Locate every line that holds the string "JSON" and copy it.

## START Data extract

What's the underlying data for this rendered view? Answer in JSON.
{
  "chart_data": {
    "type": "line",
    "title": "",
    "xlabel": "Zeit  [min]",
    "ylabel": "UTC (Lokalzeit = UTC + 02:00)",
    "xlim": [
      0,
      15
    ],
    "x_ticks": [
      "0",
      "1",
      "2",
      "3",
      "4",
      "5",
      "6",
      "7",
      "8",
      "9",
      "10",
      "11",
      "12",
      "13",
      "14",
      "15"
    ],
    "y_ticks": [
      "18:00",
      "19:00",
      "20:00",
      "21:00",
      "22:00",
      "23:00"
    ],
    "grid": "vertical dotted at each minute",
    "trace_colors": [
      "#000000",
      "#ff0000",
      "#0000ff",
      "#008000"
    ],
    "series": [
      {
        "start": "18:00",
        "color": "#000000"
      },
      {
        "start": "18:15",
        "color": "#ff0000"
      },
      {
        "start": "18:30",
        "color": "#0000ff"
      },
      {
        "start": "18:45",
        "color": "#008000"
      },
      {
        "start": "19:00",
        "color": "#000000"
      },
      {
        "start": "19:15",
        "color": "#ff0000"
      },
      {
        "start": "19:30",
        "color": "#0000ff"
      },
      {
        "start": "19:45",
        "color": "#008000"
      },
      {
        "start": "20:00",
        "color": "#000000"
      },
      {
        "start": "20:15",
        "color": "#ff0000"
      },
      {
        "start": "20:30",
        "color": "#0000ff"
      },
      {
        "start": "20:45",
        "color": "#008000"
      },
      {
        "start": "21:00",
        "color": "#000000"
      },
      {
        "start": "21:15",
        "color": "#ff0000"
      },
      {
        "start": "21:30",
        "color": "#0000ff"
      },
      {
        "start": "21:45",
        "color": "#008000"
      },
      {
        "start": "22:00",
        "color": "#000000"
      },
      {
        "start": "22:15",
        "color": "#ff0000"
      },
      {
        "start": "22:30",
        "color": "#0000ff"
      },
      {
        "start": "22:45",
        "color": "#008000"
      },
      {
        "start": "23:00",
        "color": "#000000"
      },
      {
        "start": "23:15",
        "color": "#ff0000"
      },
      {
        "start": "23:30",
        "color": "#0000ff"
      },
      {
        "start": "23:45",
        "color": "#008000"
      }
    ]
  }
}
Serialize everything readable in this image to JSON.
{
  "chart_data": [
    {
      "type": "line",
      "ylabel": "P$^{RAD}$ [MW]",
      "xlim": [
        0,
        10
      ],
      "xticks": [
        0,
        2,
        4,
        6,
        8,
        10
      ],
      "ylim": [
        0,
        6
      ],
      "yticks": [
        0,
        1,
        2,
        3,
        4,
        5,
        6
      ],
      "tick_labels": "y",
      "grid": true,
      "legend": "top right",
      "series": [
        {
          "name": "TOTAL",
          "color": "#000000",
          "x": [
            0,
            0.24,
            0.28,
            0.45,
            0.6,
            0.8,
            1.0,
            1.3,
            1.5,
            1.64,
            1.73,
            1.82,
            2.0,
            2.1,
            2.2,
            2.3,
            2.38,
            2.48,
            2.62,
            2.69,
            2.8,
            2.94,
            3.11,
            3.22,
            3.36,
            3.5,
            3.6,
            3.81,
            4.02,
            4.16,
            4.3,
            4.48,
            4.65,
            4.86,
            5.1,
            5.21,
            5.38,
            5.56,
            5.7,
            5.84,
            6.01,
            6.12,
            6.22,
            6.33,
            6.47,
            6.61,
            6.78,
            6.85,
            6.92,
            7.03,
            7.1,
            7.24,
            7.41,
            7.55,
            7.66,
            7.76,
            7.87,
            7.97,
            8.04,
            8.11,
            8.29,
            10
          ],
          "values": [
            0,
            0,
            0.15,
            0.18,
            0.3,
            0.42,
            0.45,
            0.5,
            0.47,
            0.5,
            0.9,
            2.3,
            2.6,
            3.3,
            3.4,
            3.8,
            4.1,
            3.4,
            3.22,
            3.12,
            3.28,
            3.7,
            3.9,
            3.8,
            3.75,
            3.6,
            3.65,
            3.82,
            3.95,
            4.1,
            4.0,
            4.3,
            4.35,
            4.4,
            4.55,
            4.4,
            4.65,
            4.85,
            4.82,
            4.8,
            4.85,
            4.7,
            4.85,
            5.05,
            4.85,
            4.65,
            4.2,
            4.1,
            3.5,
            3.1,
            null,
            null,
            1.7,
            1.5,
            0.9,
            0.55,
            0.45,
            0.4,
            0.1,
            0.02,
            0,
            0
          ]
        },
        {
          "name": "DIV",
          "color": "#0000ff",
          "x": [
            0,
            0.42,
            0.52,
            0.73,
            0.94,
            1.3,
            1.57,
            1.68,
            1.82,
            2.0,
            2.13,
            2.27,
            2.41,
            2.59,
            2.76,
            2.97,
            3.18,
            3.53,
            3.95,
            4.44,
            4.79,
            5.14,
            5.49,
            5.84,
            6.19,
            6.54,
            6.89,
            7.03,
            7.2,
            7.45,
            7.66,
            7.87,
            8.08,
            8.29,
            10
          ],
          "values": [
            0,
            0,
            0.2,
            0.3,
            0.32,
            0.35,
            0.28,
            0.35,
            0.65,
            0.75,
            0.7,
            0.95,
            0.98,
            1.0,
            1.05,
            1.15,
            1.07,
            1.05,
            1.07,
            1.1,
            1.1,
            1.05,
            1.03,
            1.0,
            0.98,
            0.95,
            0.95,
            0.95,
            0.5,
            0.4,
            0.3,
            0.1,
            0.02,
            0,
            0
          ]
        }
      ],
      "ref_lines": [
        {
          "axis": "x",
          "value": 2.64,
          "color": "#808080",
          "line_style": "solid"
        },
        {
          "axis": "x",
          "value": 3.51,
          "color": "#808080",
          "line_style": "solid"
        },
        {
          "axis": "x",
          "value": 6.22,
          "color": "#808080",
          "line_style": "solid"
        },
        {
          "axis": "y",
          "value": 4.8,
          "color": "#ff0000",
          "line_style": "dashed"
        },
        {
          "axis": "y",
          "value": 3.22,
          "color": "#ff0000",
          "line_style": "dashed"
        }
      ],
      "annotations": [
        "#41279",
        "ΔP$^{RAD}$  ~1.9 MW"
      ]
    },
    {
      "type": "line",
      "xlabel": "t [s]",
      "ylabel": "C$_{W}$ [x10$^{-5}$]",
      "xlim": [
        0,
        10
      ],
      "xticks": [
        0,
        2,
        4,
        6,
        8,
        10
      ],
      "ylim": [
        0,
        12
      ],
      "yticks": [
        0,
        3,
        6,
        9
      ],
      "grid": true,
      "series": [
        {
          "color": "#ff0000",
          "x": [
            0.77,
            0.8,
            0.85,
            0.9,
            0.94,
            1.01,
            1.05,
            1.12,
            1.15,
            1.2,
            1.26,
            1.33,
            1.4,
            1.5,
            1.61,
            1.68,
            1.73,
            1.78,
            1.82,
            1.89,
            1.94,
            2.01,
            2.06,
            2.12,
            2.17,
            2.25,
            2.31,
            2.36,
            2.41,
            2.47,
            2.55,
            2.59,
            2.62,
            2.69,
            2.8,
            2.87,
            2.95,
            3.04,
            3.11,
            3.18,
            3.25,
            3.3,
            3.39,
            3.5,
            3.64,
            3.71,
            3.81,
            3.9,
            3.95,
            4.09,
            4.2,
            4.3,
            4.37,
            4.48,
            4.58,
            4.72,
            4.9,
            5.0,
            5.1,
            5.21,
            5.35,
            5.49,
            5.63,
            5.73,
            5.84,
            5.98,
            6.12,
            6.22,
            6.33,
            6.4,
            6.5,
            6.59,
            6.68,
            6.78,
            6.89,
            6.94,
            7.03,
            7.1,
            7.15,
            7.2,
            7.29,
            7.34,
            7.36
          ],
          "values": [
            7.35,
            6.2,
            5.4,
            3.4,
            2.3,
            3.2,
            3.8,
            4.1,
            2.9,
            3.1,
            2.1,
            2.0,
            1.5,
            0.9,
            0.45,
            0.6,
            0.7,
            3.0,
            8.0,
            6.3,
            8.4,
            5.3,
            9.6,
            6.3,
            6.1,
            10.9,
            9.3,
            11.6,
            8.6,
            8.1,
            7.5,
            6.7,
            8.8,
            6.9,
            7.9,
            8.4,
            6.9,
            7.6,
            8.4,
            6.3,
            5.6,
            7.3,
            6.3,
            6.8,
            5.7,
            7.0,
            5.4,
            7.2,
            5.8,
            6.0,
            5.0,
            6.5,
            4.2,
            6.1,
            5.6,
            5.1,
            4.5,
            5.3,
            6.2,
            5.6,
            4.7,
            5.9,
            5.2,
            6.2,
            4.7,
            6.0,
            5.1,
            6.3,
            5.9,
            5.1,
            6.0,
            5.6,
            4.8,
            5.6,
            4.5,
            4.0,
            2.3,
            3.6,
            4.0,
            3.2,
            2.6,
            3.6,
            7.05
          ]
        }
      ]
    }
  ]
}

## END Data extract

--- Exercise output ---
What's the underlying data for this rendered view? Answer in JSON.
Serialize everything readable in this image to JSON.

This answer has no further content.